═══ Material to process ═══

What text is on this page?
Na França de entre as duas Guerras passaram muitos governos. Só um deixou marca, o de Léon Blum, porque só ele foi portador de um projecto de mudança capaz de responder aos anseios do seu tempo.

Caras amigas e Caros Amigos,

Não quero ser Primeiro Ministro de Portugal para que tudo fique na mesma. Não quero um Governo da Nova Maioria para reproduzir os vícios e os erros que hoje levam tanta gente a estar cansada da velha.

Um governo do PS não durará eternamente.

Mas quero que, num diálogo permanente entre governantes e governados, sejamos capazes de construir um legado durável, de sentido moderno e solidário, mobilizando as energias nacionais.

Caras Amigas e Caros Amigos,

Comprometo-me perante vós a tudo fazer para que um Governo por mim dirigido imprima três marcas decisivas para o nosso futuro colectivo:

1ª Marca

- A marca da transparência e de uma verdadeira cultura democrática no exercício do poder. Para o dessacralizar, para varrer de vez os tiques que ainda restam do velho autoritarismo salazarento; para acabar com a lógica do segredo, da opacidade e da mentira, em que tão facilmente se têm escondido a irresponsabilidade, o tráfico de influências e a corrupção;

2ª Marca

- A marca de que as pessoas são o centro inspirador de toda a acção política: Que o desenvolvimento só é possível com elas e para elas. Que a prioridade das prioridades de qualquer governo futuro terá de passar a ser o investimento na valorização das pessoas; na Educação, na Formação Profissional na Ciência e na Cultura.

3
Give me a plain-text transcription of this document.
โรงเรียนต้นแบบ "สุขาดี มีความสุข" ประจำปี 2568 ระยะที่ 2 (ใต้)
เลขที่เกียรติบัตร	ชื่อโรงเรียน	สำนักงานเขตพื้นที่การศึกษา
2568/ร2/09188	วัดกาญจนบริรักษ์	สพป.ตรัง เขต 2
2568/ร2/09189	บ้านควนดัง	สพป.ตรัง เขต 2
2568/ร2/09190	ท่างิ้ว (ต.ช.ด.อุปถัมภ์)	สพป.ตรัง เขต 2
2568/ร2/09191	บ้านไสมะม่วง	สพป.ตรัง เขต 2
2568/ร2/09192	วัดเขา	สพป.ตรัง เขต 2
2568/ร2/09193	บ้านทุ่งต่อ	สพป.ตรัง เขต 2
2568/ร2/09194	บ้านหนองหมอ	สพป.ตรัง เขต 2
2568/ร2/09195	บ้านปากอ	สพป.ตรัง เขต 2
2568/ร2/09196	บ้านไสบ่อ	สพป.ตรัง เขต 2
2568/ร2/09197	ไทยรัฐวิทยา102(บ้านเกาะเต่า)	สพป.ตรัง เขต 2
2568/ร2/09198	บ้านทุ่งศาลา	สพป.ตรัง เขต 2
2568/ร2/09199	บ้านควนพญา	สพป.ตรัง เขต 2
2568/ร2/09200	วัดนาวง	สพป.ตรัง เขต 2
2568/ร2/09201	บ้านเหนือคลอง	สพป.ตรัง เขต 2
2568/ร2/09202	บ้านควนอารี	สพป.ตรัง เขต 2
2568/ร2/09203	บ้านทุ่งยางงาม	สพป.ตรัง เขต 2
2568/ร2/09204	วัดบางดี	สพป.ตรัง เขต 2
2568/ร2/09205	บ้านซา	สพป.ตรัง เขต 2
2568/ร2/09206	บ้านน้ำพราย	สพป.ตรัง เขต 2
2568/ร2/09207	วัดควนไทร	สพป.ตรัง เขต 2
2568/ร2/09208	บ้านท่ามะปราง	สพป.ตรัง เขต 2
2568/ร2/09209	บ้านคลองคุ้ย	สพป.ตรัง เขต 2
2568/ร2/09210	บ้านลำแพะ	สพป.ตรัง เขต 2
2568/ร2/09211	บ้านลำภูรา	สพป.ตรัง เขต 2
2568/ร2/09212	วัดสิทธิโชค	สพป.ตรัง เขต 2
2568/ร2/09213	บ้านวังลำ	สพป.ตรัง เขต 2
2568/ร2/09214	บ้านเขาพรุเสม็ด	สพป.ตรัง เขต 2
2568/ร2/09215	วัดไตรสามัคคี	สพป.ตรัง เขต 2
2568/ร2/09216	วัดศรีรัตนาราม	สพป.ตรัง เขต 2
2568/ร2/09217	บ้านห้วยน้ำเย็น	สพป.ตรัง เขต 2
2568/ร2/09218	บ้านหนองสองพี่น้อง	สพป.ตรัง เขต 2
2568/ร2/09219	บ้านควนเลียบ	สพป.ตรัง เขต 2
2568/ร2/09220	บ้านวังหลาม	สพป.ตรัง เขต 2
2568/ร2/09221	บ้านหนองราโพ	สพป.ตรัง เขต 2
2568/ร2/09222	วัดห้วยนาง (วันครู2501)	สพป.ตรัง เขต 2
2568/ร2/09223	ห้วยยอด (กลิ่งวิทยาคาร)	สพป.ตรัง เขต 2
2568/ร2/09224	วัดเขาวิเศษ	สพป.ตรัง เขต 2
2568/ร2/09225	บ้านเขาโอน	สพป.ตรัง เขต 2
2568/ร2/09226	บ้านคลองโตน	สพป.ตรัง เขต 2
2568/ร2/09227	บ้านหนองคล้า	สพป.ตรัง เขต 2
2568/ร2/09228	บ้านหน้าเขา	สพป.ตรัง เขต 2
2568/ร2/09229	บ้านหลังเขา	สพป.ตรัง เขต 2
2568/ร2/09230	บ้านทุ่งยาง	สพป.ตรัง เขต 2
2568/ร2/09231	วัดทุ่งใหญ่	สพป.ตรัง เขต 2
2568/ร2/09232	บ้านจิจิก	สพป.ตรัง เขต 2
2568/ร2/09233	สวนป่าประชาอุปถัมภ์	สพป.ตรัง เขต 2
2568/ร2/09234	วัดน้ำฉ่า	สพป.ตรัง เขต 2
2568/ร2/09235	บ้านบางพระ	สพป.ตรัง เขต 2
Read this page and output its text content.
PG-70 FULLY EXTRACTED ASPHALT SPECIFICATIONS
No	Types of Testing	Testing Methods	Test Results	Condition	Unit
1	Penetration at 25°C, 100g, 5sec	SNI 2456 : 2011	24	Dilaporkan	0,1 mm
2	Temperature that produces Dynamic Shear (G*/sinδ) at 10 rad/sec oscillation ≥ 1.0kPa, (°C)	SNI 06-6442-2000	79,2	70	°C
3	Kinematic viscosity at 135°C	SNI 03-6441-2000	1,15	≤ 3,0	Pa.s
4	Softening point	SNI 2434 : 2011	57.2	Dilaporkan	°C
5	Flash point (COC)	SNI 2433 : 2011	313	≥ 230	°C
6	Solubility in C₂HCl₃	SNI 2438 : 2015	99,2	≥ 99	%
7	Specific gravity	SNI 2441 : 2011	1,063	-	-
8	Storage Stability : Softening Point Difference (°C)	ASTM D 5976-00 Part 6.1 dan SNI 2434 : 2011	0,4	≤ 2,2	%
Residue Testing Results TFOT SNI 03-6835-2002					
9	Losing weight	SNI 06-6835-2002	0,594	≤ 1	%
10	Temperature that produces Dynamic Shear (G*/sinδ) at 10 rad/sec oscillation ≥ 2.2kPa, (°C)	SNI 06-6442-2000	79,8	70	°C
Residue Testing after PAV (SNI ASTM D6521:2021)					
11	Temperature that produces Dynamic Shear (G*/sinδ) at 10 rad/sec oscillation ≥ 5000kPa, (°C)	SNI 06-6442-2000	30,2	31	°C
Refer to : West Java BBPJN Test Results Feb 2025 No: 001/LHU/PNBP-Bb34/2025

═══

Return all of the data word for word.

> _Result of this exercise_:
What text is on this page?
Na França de entre as duas Guerras passaram muitos governos. Só um deixou marca, o de Léon Blum, porque só ele foi portador de um projecto de mudança capaz de responder aos anseios do seu tempo.

Caras amigas e Caros Amigos,

Não quero ser Primeiro Ministro de Portugal para que tudo fique na mesma. Não quero um Governo da Nova Maioria para reproduzir os vícios e os erros que hoje levam tanta gente a estar cansada da velha.

Um governo do PS não durará eternamente.

Mas quero que, num diálogo permanente entre governantes e governados, sejamos capazes de construir um legado durável, de sentido moderno e solidário, mobilizando as energias nacionais.

Caras Amigas e Caros Amigos,

Comprometo-me perante vós a tudo fazer para que um Governo por mim dirigido imprima três marcas decisivas para o nosso futuro colectivo:

1ª Marca

- A marca da transparência e de uma verdadeira cultura democrática no exercício do poder. Para o dessacralizar, para varrer de vez os tiques que ainda restam do velho autoritarismo salazarento; para acabar com a lógica do segredo, da opacidade e da mentira, em que tão facilmente se têm escondido a irresponsabilidade, o tráfico de influências e a corrupção;

2ª Marca

- A marca de que as pessoas são o centro inspirador de toda a acção política: Que o desenvolvimento só é possível com elas e para elas. Que a prioridade das prioridades de qualquer governo futuro terá de passar a ser o investimento na valorização das pessoas; na Educação, na Formação Profissional na Ciência e na Cultura.

3
Give me a plain-text transcription of this document.
โรงเรียนต้นแบบ "สุขาดี มีความสุข" ประจำปี 2568 ระยะที่ 2 (ใต้)
เลขที่เกียรติบัตร	ชื่อโรงเรียน	สำนักงานเขตพื้นที่การศึกษา
2568/ร2/09188	วัดกาญจนบริรักษ์	สพป.ตรัง เขต 2
2568/ร2/09189	บ้านควนดัง	สพป.ตรัง เขต 2
2568/ร2/09190	ท่างิ้ว (ต.ช.ด.อุปถัมภ์)	สพป.ตรัง เขต 2
2568/ร2/09191	บ้านไสมะม่วง	สพป.ตรัง เขต 2
2568/ร2/09192	วัดเขา	สพป.ตรัง เขต 2
2568/ร2/09193	บ้านทุ่งต่อ	สพป.ตรัง เขต 2
2568/ร2/09194	บ้านหนองหมอ	สพป.ตรัง เขต 2
2568/ร2/09195	บ้านปากอ	สพป.ตรัง เขต 2
2568/ร2/09196	บ้านไสบ่อ	สพป.ตรัง เขต 2
2568/ร2/09197	ไทยรัฐวิทยา102(บ้านเกาะเต่า)	สพป.ตรัง เขต 2
2568/ร2/09198	บ้านทุ่งศาลา	สพป.ตรัง เขต 2
2568/ร2/09199	บ้านควนพญา	สพป.ตรัง เขต 2
2568/ร2/09200	วัดนาวง	สพป.ตรัง เขต 2
2568/ร2/09201	บ้านเหนือคลอง	สพป.ตรัง เขต 2
2568/ร2/09202	บ้านควนอารี	สพป.ตรัง เขต 2
2568/ร2/09203	บ้านทุ่งยางงาม	สพป.ตรัง เขต 2
2568/ร2/09204	วัดบางดี	สพป.ตรัง เขต 2
2568/ร2/09205	บ้านซา	สพป.ตรัง เขต 2
2568/ร2/09206	บ้านน้ำพราย	สพป.ตรัง เขต 2
2568/ร2/09207	วัดควนไทร	สพป.ตรัง เขต 2
2568/ร2/09208	บ้านท่ามะปราง	สพป.ตรัง เขต 2
2568/ร2/09209	บ้านคลองคุ้ย	สพป.ตรัง เขต 2
2568/ร2/09210	บ้านลำแพะ	สพป.ตรัง เขต 2
2568/ร2/09211	บ้านลำภูรา	สพป.ตรัง เขต 2
2568/ร2/09212	วัดสิทธิโชค	สพป.ตรัง เขต 2
2568/ร2/09213	บ้านวังลำ	สพป.ตรัง เขต 2
2568/ร2/09214	บ้านเขาพรุเสม็ด	สพป.ตรัง เขต 2
2568/ร2/09215	วัดไตรสามัคคี	สพป.ตรัง เขต 2
2568/ร2/09216	วัดศรีรัตนาราม	สพป.ตรัง เขต 2
2568/ร2/09217	บ้านห้วยน้ำเย็น	สพป.ตรัง เขต 2
2568/ร2/09218	บ้านหนองสองพี่น้อง	สพป.ตรัง เขต 2
2568/ร2/09219	บ้านควนเลียบ	สพป.ตรัง เขต 2
2568/ร2/09220	บ้านวังหลาม	สพป.ตรัง เขต 2
2568/ร2/09221	บ้านหนองราโพ	สพป.ตรัง เขต 2
2568/ร2/09222	วัดห้วยนาง (วันครู2501)	สพป.ตรัง เขต 2
2568/ร2/09223	ห้วยยอด (กลิ่งวิทยาคาร)	สพป.ตรัง เขต 2
2568/ร2/09224	วัดเขาวิเศษ	สพป.ตรัง เขต 2
2568/ร2/09225	บ้านเขาโอน	สพป.ตรัง เขต 2
2568/ร2/09226	บ้านคลองโตน	สพป.ตรัง เขต 2
2568/ร2/09227	บ้านหนองคล้า	สพป.ตรัง เขต 2
2568/ร2/09228	บ้านหน้าเขา	สพป.ตรัง เขต 2
2568/ร2/09229	บ้านหลังเขา	สพป.ตรัง เขต 2
2568/ร2/09230	บ้านทุ่งยาง	สพป.ตรัง เขต 2
2568/ร2/09231	วัดทุ่งใหญ่	สพป.ตรัง เขต 2
2568/ร2/09232	บ้านจิจิก	สพป.ตรัง เขต 2
2568/ร2/09233	สวนป่าประชาอุปถัมภ์	สพป.ตรัง เขต 2
2568/ร2/09234	วัดน้ำฉ่า	สพป.ตรัง เขต 2
2568/ร2/09235	บ้านบางพระ	สพป.ตรัง เขต 2
Read this page and output its text content.
PG-70 FULLY EXTRACTED ASPHALT SPECIFICATIONS
No	Types of Testing	Testing Methods	Test Results	Condition	Unit
1	Penetration at 25°C, 100g, 5sec	SNI 2456 : 2011	24	Dilaporkan	0,1 mm
2	Temperature that produces Dynamic Shear (G*/sinδ) at 10 rad/sec oscillation ≥ 1.0kPa, (°C)	SNI 06-6442-2000	79,2	70	°C
3	Kinematic viscosity at 135°C	SNI 03-6441-2000	1,15	≤ 3,0	Pa.s
4	Softening point	SNI 2434 : 2011	57.2	Dilaporkan	°C
5	Flash point (COC)	SNI 2433 : 2011	313	≥ 230	°C
6	Solubility in C₂HCl₃	SNI 2438 : 2015	99,2	≥ 99	%
7	Specific gravity	SNI 2441 : 2011	1,063	-	-
8	Storage Stability : Softening Point Difference (°C)	ASTM D 5976-00 Part 6.1 dan SNI 2434 : 2011	0,4	≤ 2,2	%
Residue Testing Results TFOT SNI 03-6835-2002					
9	Losing weight	SNI 06-6835-2002	0,594	≤ 1	%
10	Temperature that produces Dynamic Shear (G*/sinδ) at 10 rad/sec oscillation ≥ 2.2kPa, (°C)	SNI 06-6442-2000	79,8	70	°C
Residue Testing after PAV (SNI ASTM D6521:2021)					
11	Temperature that produces Dynamic Shear (G*/sinδ) at 10 rad/sec oscillation ≥ 5000kPa, (°C)	SNI 06-6442-2000	30,2	31	°C
Refer to : West Java BBPJN Test Results Feb 2025 No: 001/LHU/PNBP-Bb34/2025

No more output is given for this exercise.